→ **Data excerpts**:
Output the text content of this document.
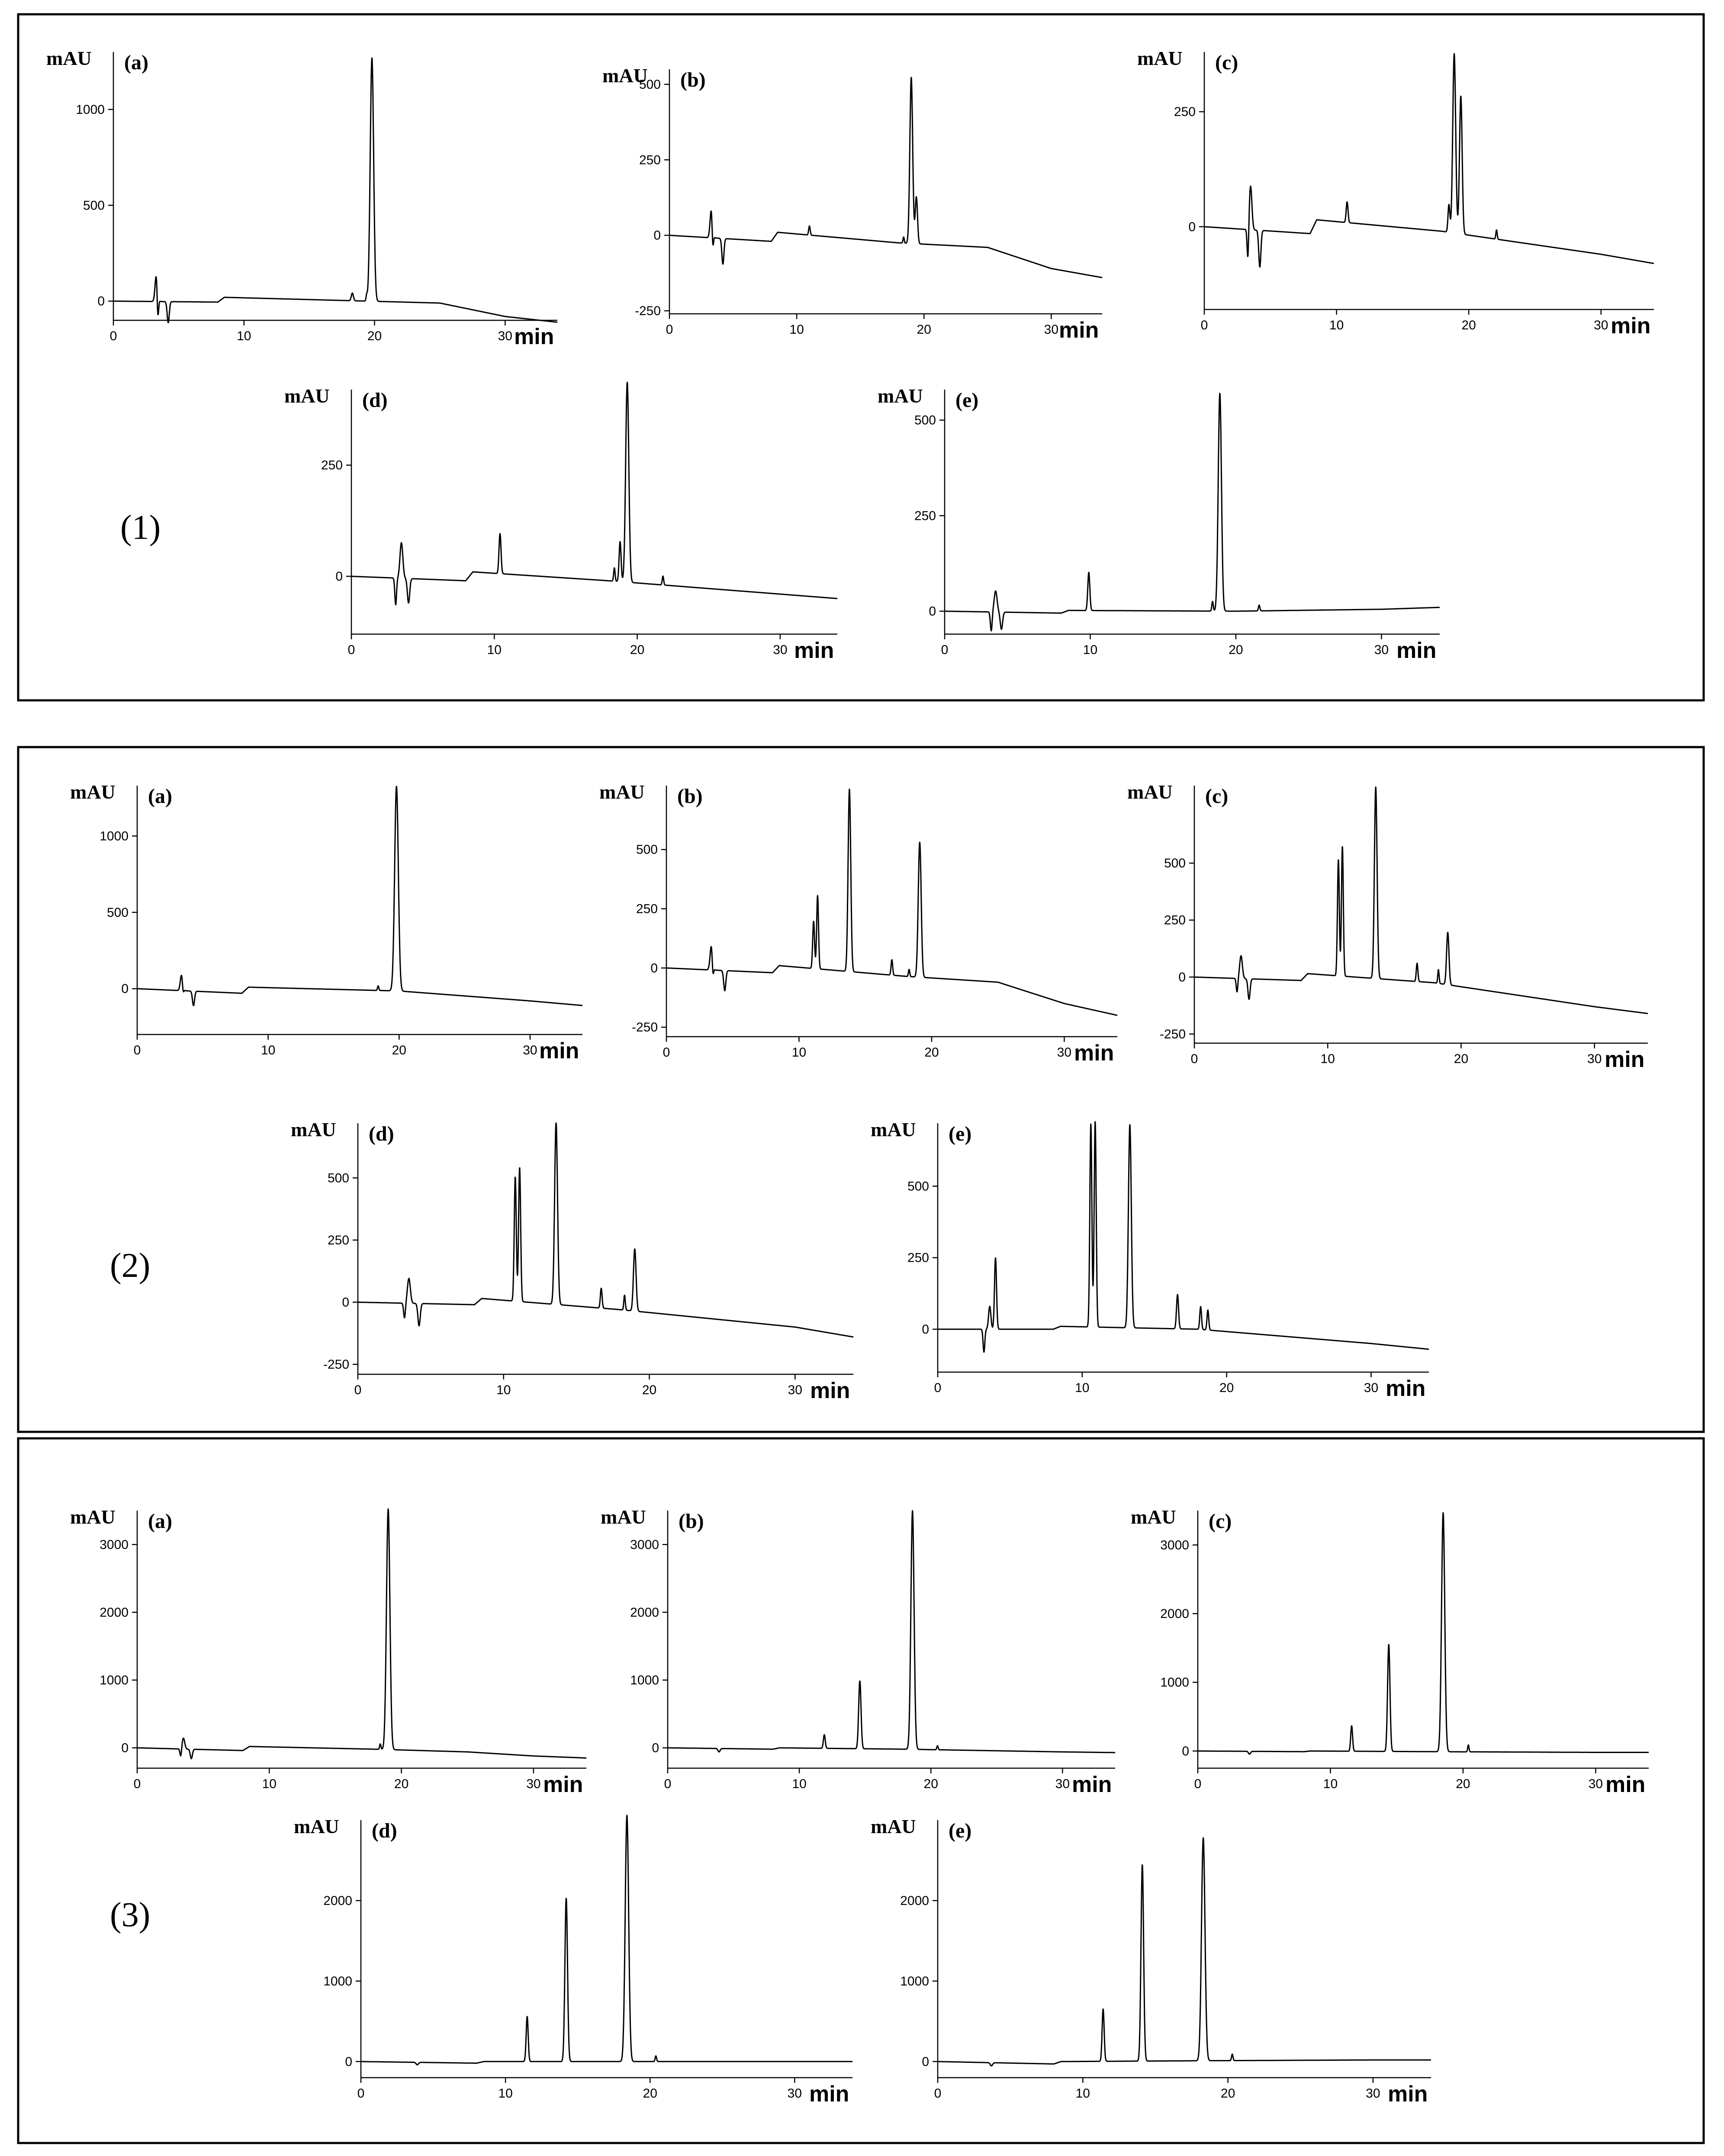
(1)
(2)
(3)
0	10	20	30
0
500
1000
mAU (a)
min	0	10	20	30
-250
0
250
500
mAU (b)
min	0	10	20	30
0
250
mAU (c)
min
0	10	20	30
0
250
mAU (d)
min	0	10	20	30
0
250
500
mAU (e)
min
0	10	20	30
0
500
1000
mAU (a)
min	0	10	20	30
-250
0
250
500
mAU (b)
min	0	10	20	30
-250
0
250
500
mAU (c)
min
0	10	20	30
-250
0
250
500
mAU (d)
min	0	10	20	30
0
250
500
mAU (e)
min
0	10	20	30
0
1000
2000
3000
mAU (a)
min	0	10	20	30
0
1000
2000
3000
mAU (b)
min	0	10	20	30
0
1000
2000
3000
mAU (c)
min
0	10	20	30
0
1000
2000
mAU (d)
min	0	10	20	30
0
1000
2000
mAU (e)
min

→ **TASK TO CARRY OUT**: Transcribe all entries above exactly. Drop the pictures.

→ **ANSWER TO THIS PROBLEM**:
Output the text content of this document.
(1)
(2)
(3)
0	10	20	30
0
500
1000
mAU (a)
min	0	10	20	30
-250
0
250
500
mAU (b)
min	0	10	20	30
0
250
mAU (c)
min
0	10	20	30
0
250
mAU (d)
min	0	10	20	30
0
250
500
mAU (e)
min
0	10	20	30
0
500
1000
mAU (a)
min	0	10	20	30
-250
0
250
500
mAU (b)
min	0	10	20	30
-250
0
250
500
mAU (c)
min
0	10	20	30
-250
0
250
500
mAU (d)
min	0	10	20	30
0
250
500
mAU (e)
min
0	10	20	30
0
1000
2000
3000
mAU (a)
min	0	10	20	30
0
1000
2000
3000
mAU (b)
min	0	10	20	30
0
1000
2000
3000
mAU (c)
min
0	10	20	30
0
1000
2000
mAU (d)
min	0	10	20	30
0
1000
2000
mAU (e)
min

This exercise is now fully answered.